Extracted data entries
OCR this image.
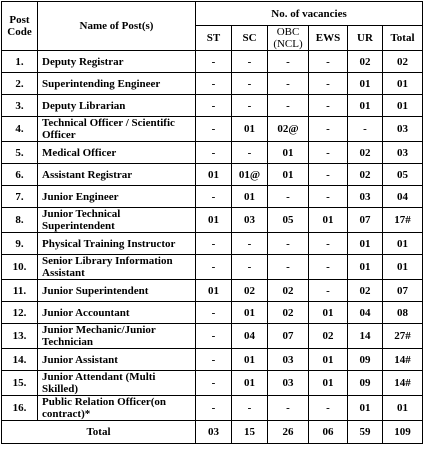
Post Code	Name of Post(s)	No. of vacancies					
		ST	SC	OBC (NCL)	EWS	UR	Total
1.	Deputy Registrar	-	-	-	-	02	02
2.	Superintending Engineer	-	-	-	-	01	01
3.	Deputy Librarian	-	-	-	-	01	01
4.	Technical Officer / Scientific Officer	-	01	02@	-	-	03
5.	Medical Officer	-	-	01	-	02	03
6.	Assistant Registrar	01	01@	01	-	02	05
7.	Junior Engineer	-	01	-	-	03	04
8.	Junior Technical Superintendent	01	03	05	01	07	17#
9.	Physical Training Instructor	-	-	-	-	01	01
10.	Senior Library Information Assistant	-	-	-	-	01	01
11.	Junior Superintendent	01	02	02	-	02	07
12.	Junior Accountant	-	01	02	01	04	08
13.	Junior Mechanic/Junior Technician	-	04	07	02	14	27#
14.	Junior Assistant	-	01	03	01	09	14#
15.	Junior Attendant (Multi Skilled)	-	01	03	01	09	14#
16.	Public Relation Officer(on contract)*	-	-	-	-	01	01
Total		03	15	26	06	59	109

> _Goal of the exercise_
Using the records above, output their complete text exactly, minus any images.

> _Written reply_
OCR this image.
Post Code	Name of Post(s)	No. of vacancies					
		ST	SC	OBC (NCL)	EWS	UR	Total
1.	Deputy Registrar	-	-	-	-	02	02
2.	Superintending Engineer	-	-	-	-	01	01
3.	Deputy Librarian	-	-	-	-	01	01
4.	Technical Officer / Scientific Officer	-	01	02@	-	-	03
5.	Medical Officer	-	-	01	-	02	03
6.	Assistant Registrar	01	01@	01	-	02	05
7.	Junior Engineer	-	01	-	-	03	04
8.	Junior Technical Superintendent	01	03	05	01	07	17#
9.	Physical Training Instructor	-	-	-	-	01	01
10.	Senior Library Information Assistant	-	-	-	-	01	01
11.	Junior Superintendent	01	02	02	-	02	07
12.	Junior Accountant	-	01	02	01	04	08
13.	Junior Mechanic/Junior Technician	-	04	07	02	14	27#
14.	Junior Assistant	-	01	03	01	09	14#
15.	Junior Attendant (Multi Skilled)	-	01	03	01	09	14#
16.	Public Relation Officer(on contract)*	-	-	-	-	01	01
Total		03	15	26	06	59	109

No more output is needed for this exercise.